Items from a figure collection:

****

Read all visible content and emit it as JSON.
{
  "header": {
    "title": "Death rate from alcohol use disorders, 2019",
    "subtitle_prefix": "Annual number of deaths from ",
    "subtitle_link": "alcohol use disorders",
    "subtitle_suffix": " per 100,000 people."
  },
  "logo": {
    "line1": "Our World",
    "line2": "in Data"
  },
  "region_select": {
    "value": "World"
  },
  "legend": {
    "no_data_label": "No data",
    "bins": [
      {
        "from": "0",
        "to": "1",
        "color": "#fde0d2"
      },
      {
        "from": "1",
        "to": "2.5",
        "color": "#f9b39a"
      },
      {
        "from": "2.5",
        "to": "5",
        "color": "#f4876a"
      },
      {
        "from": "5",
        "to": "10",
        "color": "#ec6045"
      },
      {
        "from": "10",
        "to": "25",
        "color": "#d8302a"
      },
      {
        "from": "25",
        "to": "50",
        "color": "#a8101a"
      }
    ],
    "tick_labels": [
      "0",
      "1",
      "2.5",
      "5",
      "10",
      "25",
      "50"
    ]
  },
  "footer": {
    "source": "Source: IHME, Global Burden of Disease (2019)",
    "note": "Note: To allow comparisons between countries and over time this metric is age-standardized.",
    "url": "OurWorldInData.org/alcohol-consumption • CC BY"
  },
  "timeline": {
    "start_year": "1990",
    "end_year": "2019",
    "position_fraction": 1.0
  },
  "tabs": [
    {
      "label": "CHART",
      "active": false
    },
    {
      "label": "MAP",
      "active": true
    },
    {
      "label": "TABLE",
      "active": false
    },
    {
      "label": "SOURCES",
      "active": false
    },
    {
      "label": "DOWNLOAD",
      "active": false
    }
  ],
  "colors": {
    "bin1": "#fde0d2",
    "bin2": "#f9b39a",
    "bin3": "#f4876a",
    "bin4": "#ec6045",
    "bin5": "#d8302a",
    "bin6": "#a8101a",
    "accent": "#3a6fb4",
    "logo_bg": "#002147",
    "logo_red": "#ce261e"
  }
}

****

[WRITTEN TASK]
Word for word, write out the data.

[OUTPUT FOR THIS TASK]
Read all visible content and emit it as JSON.
{
  "header": {
    "title": "Death rate from alcohol use disorders, 2019",
    "subtitle_prefix": "Annual number of deaths from ",
    "subtitle_link": "alcohol use disorders",
    "subtitle_suffix": " per 100,000 people."
  },
  "logo": {
    "line1": "Our World",
    "line2": "in Data"
  },
  "region_select": {
    "value": "World"
  },
  "legend": {
    "no_data_label": "No data",
    "bins": [
      {
        "from": "0",
        "to": "1",
        "color": "#fde0d2"
      },
      {
        "from": "1",
        "to": "2.5",
        "color": "#f9b39a"
      },
      {
        "from": "2.5",
        "to": "5",
        "color": "#f4876a"
      },
      {
        "from": "5",
        "to": "10",
        "color": "#ec6045"
      },
      {
        "from": "10",
        "to": "25",
        "color": "#d8302a"
      },
      {
        "from": "25",
        "to": "50",
        "color": "#a8101a"
      }
    ],
    "tick_labels": [
      "0",
      "1",
      "2.5",
      "5",
      "10",
      "25",
      "50"
    ]
  },
  "footer": {
    "source": "Source: IHME, Global Burden of Disease (2019)",
    "note": "Note: To allow comparisons between countries and over time this metric is age-standardized.",
    "url": "OurWorldInData.org/alcohol-consumption • CC BY"
  },
  "timeline": {
    "start_year": "1990",
    "end_year": "2019",
    "position_fraction": 1.0
  },
  "tabs": [
    {
      "label": "CHART",
      "active": false
    },
    {
      "label": "MAP",
      "active": true
    },
    {
      "label": "TABLE",
      "active": false
    },
    {
      "label": "SOURCES",
      "active": false
    },
    {
      "label": "DOWNLOAD",
      "active": false
    }
  ],
  "colors": {
    "bin1": "#fde0d2",
    "bin2": "#f9b39a",
    "bin3": "#f4876a",
    "bin4": "#ec6045",
    "bin5": "#d8302a",
    "bin6": "#a8101a",
    "accent": "#3a6fb4",
    "logo_bg": "#002147",
    "logo_red": "#ce261e"
  }
}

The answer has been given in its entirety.